Extracted material:
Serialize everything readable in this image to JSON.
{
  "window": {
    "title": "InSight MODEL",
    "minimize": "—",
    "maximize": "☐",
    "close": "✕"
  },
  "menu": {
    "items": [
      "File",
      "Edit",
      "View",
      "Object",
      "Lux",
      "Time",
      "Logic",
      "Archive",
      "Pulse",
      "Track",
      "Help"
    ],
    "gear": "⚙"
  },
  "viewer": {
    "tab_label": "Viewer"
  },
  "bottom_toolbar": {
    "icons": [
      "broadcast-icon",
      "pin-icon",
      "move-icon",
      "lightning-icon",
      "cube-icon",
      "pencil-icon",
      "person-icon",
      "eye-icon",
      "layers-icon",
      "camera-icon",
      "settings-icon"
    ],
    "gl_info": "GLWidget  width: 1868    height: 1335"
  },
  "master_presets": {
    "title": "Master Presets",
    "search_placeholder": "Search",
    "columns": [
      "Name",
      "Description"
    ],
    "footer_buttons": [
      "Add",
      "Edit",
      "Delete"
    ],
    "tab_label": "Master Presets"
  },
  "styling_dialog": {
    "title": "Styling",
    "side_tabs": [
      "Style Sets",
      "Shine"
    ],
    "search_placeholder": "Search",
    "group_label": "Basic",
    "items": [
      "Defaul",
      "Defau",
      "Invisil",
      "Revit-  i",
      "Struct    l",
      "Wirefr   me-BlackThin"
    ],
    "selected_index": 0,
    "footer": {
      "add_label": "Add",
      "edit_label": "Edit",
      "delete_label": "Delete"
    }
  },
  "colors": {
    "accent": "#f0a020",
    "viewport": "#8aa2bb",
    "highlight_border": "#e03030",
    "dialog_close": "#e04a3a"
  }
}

Exercise brief: Restate every entry word for word.

Output for this exercise:
Serialize everything readable in this image to JSON.
{
  "window": {
    "title": "InSight MODEL",
    "minimize": "—",
    "maximize": "☐",
    "close": "✕"
  },
  "menu": {
    "items": [
      "File",
      "Edit",
      "View",
      "Object",
      "Lux",
      "Time",
      "Logic",
      "Archive",
      "Pulse",
      "Track",
      "Help"
    ],
    "gear": "⚙"
  },
  "viewer": {
    "tab_label": "Viewer"
  },
  "bottom_toolbar": {
    "icons": [
      "broadcast-icon",
      "pin-icon",
      "move-icon",
      "lightning-icon",
      "cube-icon",
      "pencil-icon",
      "person-icon",
      "eye-icon",
      "layers-icon",
      "camera-icon",
      "settings-icon"
    ],
    "gl_info": "GLWidget  width: 1868    height: 1335"
  },
  "master_presets": {
    "title": "Master Presets",
    "search_placeholder": "Search",
    "columns": [
      "Name",
      "Description"
    ],
    "footer_buttons": [
      "Add",
      "Edit",
      "Delete"
    ],
    "tab_label": "Master Presets"
  },
  "styling_dialog": {
    "title": "Styling",
    "side_tabs": [
      "Style Sets",
      "Shine"
    ],
    "search_placeholder": "Search",
    "group_label": "Basic",
    "items": [
      "Defaul",
      "Defau",
      "Invisil",
      "Revit-  i",
      "Struct    l",
      "Wirefr   me-BlackThin"
    ],
    "selected_index": 0,
    "footer": {
      "add_label": "Add",
      "edit_label": "Edit",
      "delete_label": "Delete"
    }
  },
  "colors": {
    "accent": "#f0a020",
    "viewport": "#8aa2bb",
    "highlight_border": "#e03030",
    "dialog_close": "#e04a3a"
  }
}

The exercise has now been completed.